# CONSIGNE:
Redonnez ces lignes à l'identique, de la première à la dernière, sans en omettre aucune.

# LIGNES FOURNIES:
========

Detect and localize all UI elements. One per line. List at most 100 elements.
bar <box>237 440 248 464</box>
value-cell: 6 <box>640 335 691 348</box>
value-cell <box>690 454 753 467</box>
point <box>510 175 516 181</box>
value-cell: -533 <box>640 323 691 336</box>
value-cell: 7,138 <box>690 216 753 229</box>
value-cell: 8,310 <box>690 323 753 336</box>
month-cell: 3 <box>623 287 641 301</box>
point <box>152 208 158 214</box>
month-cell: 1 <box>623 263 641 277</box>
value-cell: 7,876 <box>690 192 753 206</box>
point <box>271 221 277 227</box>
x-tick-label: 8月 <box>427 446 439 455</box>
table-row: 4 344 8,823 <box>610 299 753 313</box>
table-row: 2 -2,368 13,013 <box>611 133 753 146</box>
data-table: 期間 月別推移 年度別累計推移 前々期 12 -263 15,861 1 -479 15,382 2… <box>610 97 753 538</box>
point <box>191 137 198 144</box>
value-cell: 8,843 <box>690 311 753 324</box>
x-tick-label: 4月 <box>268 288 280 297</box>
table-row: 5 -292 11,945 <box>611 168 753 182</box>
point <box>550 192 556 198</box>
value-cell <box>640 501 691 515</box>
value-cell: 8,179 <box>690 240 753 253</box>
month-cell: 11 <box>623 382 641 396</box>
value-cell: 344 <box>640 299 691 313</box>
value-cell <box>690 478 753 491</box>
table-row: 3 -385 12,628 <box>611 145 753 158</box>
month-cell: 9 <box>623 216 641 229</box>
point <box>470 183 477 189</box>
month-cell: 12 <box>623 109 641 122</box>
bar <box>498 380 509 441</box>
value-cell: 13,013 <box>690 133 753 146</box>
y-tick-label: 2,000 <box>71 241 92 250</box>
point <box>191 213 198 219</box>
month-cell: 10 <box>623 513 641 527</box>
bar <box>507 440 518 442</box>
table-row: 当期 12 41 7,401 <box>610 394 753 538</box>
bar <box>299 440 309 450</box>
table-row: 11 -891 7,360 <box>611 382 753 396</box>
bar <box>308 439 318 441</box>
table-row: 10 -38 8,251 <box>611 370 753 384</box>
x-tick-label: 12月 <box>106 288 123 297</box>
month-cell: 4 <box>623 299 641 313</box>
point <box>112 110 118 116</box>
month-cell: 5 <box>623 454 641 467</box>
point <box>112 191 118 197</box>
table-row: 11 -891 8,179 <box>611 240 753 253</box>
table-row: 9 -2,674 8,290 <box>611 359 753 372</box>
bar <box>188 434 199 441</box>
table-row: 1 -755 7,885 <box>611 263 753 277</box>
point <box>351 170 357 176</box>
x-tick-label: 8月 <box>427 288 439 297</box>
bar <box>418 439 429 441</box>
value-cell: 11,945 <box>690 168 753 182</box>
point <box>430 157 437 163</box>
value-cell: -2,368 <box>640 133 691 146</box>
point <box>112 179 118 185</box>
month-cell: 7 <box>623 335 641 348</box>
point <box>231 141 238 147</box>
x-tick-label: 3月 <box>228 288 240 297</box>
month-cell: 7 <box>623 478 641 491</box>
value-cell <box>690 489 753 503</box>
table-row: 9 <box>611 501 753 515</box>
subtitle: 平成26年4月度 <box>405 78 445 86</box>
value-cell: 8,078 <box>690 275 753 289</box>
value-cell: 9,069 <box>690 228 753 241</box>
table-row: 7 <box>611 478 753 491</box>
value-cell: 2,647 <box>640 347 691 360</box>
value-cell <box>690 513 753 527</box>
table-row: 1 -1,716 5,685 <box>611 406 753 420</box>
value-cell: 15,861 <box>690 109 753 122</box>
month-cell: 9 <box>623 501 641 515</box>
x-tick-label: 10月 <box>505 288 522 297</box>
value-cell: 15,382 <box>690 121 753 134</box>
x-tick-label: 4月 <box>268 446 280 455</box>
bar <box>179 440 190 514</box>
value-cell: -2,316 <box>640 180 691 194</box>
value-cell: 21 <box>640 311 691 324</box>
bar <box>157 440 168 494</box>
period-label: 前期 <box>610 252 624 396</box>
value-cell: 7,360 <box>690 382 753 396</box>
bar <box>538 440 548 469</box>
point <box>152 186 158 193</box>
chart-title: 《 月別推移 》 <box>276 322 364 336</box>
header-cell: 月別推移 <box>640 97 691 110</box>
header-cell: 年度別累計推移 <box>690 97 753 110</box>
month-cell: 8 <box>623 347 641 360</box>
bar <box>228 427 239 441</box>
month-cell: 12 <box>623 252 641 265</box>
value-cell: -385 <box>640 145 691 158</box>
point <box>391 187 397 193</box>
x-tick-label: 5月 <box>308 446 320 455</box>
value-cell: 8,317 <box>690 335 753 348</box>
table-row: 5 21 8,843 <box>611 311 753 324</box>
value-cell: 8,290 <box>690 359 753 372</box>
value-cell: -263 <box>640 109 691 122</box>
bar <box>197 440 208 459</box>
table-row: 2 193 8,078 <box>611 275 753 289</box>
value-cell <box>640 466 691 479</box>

========

# RÉPONSE FINALE:
Detect and localize all UI elements. One per line. List at most 100 elements.
bar <box>237 440 248 464</box>
value-cell: 6 <box>640 335 691 348</box>
value-cell <box>690 454 753 467</box>
point <box>510 175 516 181</box>
value-cell: -533 <box>640 323 691 336</box>
value-cell: 7,138 <box>690 216 753 229</box>
value-cell: 8,310 <box>690 323 753 336</box>
month-cell: 3 <box>623 287 641 301</box>
point <box>152 208 158 214</box>
month-cell: 1 <box>623 263 641 277</box>
value-cell: 7,876 <box>690 192 753 206</box>
point <box>271 221 277 227</box>
x-tick-label: 8月 <box>427 446 439 455</box>
table-row: 4 344 8,823 <box>610 299 753 313</box>
table-row: 2 -2,368 13,013 <box>611 133 753 146</box>
data-table: 期間 月別推移 年度別累計推移 前々期 12 -263 15,861 1 -479 15,382 2… <box>610 97 753 538</box>
point <box>191 137 198 144</box>
value-cell: 8,843 <box>690 311 753 324</box>
x-tick-label: 4月 <box>268 288 280 297</box>
table-row: 5 -292 11,945 <box>611 168 753 182</box>
point <box>550 192 556 198</box>
value-cell <box>640 501 691 515</box>
value-cell: 8,179 <box>690 240 753 253</box>
month-cell: 11 <box>623 382 641 396</box>
value-cell: 344 <box>640 299 691 313</box>
value-cell <box>690 478 753 491</box>
table-row: 3 -385 12,628 <box>611 145 753 158</box>
month-cell: 9 <box>623 216 641 229</box>
point <box>470 183 477 189</box>
month-cell: 12 <box>623 109 641 122</box>
bar <box>498 380 509 441</box>
value-cell: 13,013 <box>690 133 753 146</box>
y-tick-label: 2,000 <box>71 241 92 250</box>
point <box>191 213 198 219</box>
month-cell: 10 <box>623 513 641 527</box>
bar <box>507 440 518 442</box>
table-row: 当期 12 41 7,401 <box>610 394 753 538</box>
bar <box>299 440 309 450</box>
table-row: 11 -891 7,360 <box>611 382 753 396</box>
bar <box>308 439 318 441</box>
table-row: 10 -38 8,251 <box>611 370 753 384</box>
x-tick-label: 12月 <box>106 288 123 297</box>
month-cell: 4 <box>623 299 641 313</box>
point <box>112 110 118 116</box>
month-cell: 5 <box>623 454 641 467</box>
point <box>112 191 118 197</box>
table-row: 11 -891 8,179 <box>611 240 753 253</box>
table-row: 9 -2,674 8,290 <box>611 359 753 372</box>
bar <box>188 434 199 441</box>
table-row: 1 -755 7,885 <box>611 263 753 277</box>
point <box>351 170 357 176</box>
x-tick-label: 8月 <box>427 288 439 297</box>
bar <box>418 439 429 441</box>
value-cell: 11,945 <box>690 168 753 182</box>
point <box>430 157 437 163</box>
value-cell: -2,368 <box>640 133 691 146</box>
point <box>112 179 118 185</box>
month-cell: 7 <box>623 335 641 348</box>
point <box>231 141 238 147</box>
x-tick-label: 3月 <box>228 288 240 297</box>
month-cell: 7 <box>623 478 641 491</box>
value-cell <box>690 489 753 503</box>
table-row: 9 <box>611 501 753 515</box>
subtitle: 平成26年4月度 <box>405 78 445 86</box>
value-cell: 8,078 <box>690 275 753 289</box>
value-cell: 9,069 <box>690 228 753 241</box>
table-row: 7 <box>611 478 753 491</box>
value-cell: 2,647 <box>640 347 691 360</box>
value-cell <box>690 513 753 527</box>
table-row: 1 -1,716 5,685 <box>611 406 753 420</box>
value-cell: 15,861 <box>690 109 753 122</box>
month-cell: 9 <box>623 501 641 515</box>
x-tick-label: 10月 <box>505 288 522 297</box>
value-cell: 15,382 <box>690 121 753 134</box>
x-tick-label: 4月 <box>268 446 280 455</box>
bar <box>179 440 190 514</box>
value-cell: -2,316 <box>640 180 691 194</box>
value-cell: 21 <box>640 311 691 324</box>
bar <box>157 440 168 494</box>
period-label: 前期 <box>610 252 624 396</box>
value-cell: 7,360 <box>690 382 753 396</box>
bar <box>538 440 548 469</box>
point <box>152 186 158 193</box>
chart-title: 《 月別推移 》 <box>276 322 364 336</box>
header-cell: 月別推移 <box>640 97 691 110</box>
header-cell: 年度別累計推移 <box>690 97 753 110</box>
month-cell: 8 <box>623 347 641 360</box>
bar <box>228 427 239 441</box>
month-cell: 12 <box>623 252 641 265</box>
value-cell: -385 <box>640 145 691 158</box>
point <box>391 187 397 193</box>
x-tick-label: 5月 <box>308 446 320 455</box>
value-cell: 8,317 <box>690 335 753 348</box>
table-row: 5 21 8,843 <box>611 311 753 324</box>
value-cell: 8,290 <box>690 359 753 372</box>
value-cell: -263 <box>640 109 691 122</box>
bar <box>197 440 208 459</box>
table-row: 2 193 8,078 <box>611 275 753 289</box>
value-cell <box>640 466 691 479</box>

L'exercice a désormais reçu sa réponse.